WORK REQUIRED
Skip any picture you find and retype all the remaining lines exactly.

SOURCE RECORDS
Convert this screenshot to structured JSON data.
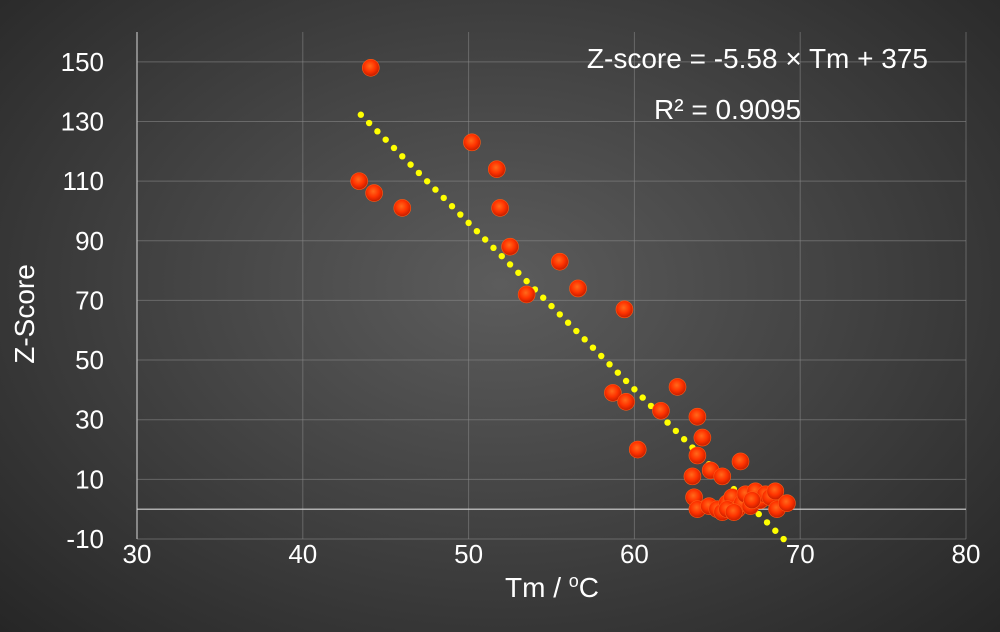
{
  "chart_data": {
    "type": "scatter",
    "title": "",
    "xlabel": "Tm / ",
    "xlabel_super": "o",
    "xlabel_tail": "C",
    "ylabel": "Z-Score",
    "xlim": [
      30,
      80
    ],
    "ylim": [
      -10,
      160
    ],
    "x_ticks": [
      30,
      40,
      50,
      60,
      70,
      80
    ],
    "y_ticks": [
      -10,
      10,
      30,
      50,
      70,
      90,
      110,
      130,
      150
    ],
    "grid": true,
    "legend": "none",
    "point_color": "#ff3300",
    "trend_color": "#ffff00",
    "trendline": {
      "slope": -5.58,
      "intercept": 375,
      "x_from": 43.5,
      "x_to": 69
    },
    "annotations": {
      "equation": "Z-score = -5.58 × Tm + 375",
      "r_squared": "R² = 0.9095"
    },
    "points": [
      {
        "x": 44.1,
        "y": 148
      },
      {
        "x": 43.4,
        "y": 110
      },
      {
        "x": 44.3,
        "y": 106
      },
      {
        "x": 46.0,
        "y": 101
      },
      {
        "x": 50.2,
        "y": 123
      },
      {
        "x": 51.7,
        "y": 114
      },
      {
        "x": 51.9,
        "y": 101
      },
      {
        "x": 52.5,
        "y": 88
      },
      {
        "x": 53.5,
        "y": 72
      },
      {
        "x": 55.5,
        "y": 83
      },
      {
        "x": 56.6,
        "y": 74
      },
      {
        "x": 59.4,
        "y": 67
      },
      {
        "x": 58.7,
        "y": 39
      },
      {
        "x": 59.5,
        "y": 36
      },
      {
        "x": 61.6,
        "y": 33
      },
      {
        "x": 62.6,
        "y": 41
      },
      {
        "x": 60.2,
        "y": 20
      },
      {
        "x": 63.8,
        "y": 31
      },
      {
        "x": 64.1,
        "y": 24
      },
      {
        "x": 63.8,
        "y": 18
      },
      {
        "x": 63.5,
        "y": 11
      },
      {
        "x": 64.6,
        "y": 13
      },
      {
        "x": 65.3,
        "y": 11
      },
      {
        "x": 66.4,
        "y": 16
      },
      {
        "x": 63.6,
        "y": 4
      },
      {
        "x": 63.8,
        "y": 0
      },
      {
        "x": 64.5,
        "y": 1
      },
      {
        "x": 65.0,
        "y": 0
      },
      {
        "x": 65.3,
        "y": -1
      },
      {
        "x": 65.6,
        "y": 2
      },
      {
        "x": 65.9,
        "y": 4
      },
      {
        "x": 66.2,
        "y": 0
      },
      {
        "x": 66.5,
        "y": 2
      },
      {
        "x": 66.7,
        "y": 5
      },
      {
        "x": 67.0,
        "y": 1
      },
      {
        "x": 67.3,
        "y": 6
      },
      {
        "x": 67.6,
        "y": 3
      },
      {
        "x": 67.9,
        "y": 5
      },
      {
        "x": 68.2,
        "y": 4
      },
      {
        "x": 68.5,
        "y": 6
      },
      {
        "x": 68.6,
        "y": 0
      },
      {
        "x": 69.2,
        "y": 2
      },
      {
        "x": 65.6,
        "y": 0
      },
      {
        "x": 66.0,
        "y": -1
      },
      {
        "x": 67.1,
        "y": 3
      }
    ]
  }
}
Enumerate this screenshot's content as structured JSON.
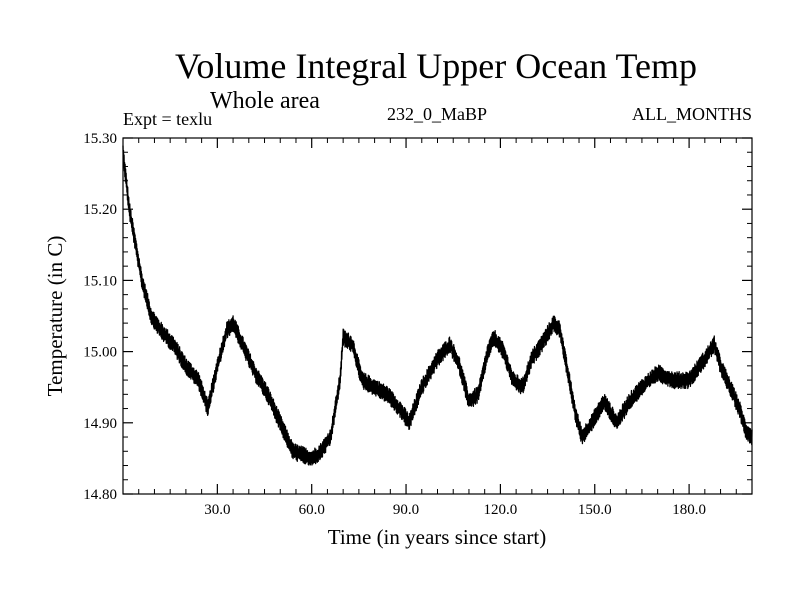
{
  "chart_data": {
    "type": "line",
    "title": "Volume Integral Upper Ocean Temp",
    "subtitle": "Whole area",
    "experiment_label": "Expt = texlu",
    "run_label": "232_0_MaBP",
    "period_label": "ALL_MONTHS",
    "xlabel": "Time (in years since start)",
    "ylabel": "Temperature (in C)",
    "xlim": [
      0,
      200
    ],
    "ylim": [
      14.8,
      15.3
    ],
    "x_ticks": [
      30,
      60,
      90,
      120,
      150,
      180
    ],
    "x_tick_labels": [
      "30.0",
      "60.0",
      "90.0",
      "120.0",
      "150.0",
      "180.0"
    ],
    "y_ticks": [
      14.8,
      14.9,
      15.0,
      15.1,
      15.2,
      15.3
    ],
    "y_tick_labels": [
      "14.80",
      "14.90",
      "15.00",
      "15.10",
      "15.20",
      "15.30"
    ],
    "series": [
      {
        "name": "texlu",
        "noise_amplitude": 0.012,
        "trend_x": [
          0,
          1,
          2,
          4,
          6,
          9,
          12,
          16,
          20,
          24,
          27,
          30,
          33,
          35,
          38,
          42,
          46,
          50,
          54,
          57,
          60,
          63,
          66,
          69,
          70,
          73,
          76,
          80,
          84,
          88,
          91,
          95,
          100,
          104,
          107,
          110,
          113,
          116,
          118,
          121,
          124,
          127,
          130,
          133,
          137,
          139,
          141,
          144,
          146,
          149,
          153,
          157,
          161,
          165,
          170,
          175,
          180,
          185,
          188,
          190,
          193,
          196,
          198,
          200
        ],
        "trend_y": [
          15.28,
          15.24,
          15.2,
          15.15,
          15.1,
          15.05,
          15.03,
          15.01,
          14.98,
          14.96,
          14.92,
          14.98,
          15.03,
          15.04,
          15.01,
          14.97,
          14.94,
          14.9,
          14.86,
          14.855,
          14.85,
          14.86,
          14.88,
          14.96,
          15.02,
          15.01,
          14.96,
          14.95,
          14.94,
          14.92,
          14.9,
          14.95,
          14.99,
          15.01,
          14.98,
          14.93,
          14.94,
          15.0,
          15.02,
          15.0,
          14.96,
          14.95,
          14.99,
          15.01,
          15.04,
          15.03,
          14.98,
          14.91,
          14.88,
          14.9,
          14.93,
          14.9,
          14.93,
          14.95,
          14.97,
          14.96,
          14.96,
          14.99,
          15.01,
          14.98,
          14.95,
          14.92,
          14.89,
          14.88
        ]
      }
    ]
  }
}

RESULT
Convert this screenshot to structured JSON data.
{
  "chart_data": {
    "type": "scatter",
    "title": "",
    "xlabel": "Tm / ",
    "xlabel_super": "o",
    "xlabel_tail": "C",
    "ylabel": "Z-Score",
    "xlim": [
      30,
      80
    ],
    "ylim": [
      -10,
      160
    ],
    "x_ticks": [
      30,
      40,
      50,
      60,
      70,
      80
    ],
    "y_ticks": [
      -10,
      10,
      30,
      50,
      70,
      90,
      110,
      130,
      150
    ],
    "grid": true,
    "legend": "none",
    "point_color": "#ff3300",
    "trend_color": "#ffff00",
    "trendline": {
      "slope": -5.58,
      "intercept": 375,
      "x_from": 43.5,
      "x_to": 69
    },
    "annotations": {
      "equation": "Z-score = -5.58 × Tm + 375",
      "r_squared": "R² = 0.9095"
    },
    "points": [
      {
        "x": 44.1,
        "y": 148
      },
      {
        "x": 43.4,
        "y": 110
      },
      {
        "x": 44.3,
        "y": 106
      },
      {
        "x": 46.0,
        "y": 101
      },
      {
        "x": 50.2,
        "y": 123
      },
      {
        "x": 51.7,
        "y": 114
      },
      {
        "x": 51.9,
        "y": 101
      },
      {
        "x": 52.5,
        "y": 88
      },
      {
        "x": 53.5,
        "y": 72
      },
      {
        "x": 55.5,
        "y": 83
      },
      {
        "x": 56.6,
        "y": 74
      },
      {
        "x": 59.4,
        "y": 67
      },
      {
        "x": 58.7,
        "y": 39
      },
      {
        "x": 59.5,
        "y": 36
      },
      {
        "x": 61.6,
        "y": 33
      },
      {
        "x": 62.6,
        "y": 41
      },
      {
        "x": 60.2,
        "y": 20
      },
      {
        "x": 63.8,
        "y": 31
      },
      {
        "x": 64.1,
        "y": 24
      },
      {
        "x": 63.8,
        "y": 18
      },
      {
        "x": 63.5,
        "y": 11
      },
      {
        "x": 64.6,
        "y": 13
      },
      {
        "x": 65.3,
        "y": 11
      },
      {
        "x": 66.4,
        "y": 16
      },
      {
        "x": 63.6,
        "y": 4
      },
      {
        "x": 63.8,
        "y": 0
      },
      {
        "x": 64.5,
        "y": 1
      },
      {
        "x": 65.0,
        "y": 0
      },
      {
        "x": 65.3,
        "y": -1
      },
      {
        "x": 65.6,
        "y": 2
      },
      {
        "x": 65.9,
        "y": 4
      },
      {
        "x": 66.2,
        "y": 0
      },
      {
        "x": 66.5,
        "y": 2
      },
      {
        "x": 66.7,
        "y": 5
      },
      {
        "x": 67.0,
        "y": 1
      },
      {
        "x": 67.3,
        "y": 6
      },
      {
        "x": 67.6,
        "y": 3
      },
      {
        "x": 67.9,
        "y": 5
      },
      {
        "x": 68.2,
        "y": 4
      },
      {
        "x": 68.5,
        "y": 6
      },
      {
        "x": 68.6,
        "y": 0
      },
      {
        "x": 69.2,
        "y": 2
      },
      {
        "x": 65.6,
        "y": 0
      },
      {
        "x": 66.0,
        "y": -1
      },
      {
        "x": 67.1,
        "y": 3
      }
    ]
  }
}
Enumerate this screenshot's content as structured JSON.
{
  "chart_data": {
    "type": "line",
    "title": "Volume Integral Upper Ocean Temp",
    "subtitle": "Whole area",
    "experiment_label": "Expt = texlu",
    "run_label": "232_0_MaBP",
    "period_label": "ALL_MONTHS",
    "xlabel": "Time (in years since start)",
    "ylabel": "Temperature (in C)",
    "xlim": [
      0,
      200
    ],
    "ylim": [
      14.8,
      15.3
    ],
    "x_ticks": [
      30,
      60,
      90,
      120,
      150,
      180
    ],
    "x_tick_labels": [
      "30.0",
      "60.0",
      "90.0",
      "120.0",
      "150.0",
      "180.0"
    ],
    "y_ticks": [
      14.8,
      14.9,
      15.0,
      15.1,
      15.2,
      15.3
    ],
    "y_tick_labels": [
      "14.80",
      "14.90",
      "15.00",
      "15.10",
      "15.20",
      "15.30"
    ],
    "series": [
      {
        "name": "texlu",
        "noise_amplitude": 0.012,
        "trend_x": [
          0,
          1,
          2,
          4,
          6,
          9,
          12,
          16,
          20,
          24,
          27,
          30,
          33,
          35,
          38,
          42,
          46,
          50,
          54,
          57,
          60,
          63,
          66,
          69,
          70,
          73,
          76,
          80,
          84,
          88,
          91,
          95,
          100,
          104,
          107,
          110,
          113,
          116,
          118,
          121,
          124,
          127,
          130,
          133,
          137,
          139,
          141,
          144,
          146,
          149,
          153,
          157,
          161,
          165,
          170,
          175,
          180,
          185,
          188,
          190,
          193,
          196,
          198,
          200
        ],
        "trend_y": [
          15.28,
          15.24,
          15.2,
          15.15,
          15.1,
          15.05,
          15.03,
          15.01,
          14.98,
          14.96,
          14.92,
          14.98,
          15.03,
          15.04,
          15.01,
          14.97,
          14.94,
          14.9,
          14.86,
          14.855,
          14.85,
          14.86,
          14.88,
          14.96,
          15.02,
          15.01,
          14.96,
          14.95,
          14.94,
          14.92,
          14.9,
          14.95,
          14.99,
          15.01,
          14.98,
          14.93,
          14.94,
          15.0,
          15.02,
          15.0,
          14.96,
          14.95,
          14.99,
          15.01,
          15.04,
          15.03,
          14.98,
          14.91,
          14.88,
          14.9,
          14.93,
          14.9,
          14.93,
          14.95,
          14.97,
          14.96,
          14.96,
          14.99,
          15.01,
          14.98,
          14.95,
          14.92,
          14.89,
          14.88
        ]
      }
    ]
  }
}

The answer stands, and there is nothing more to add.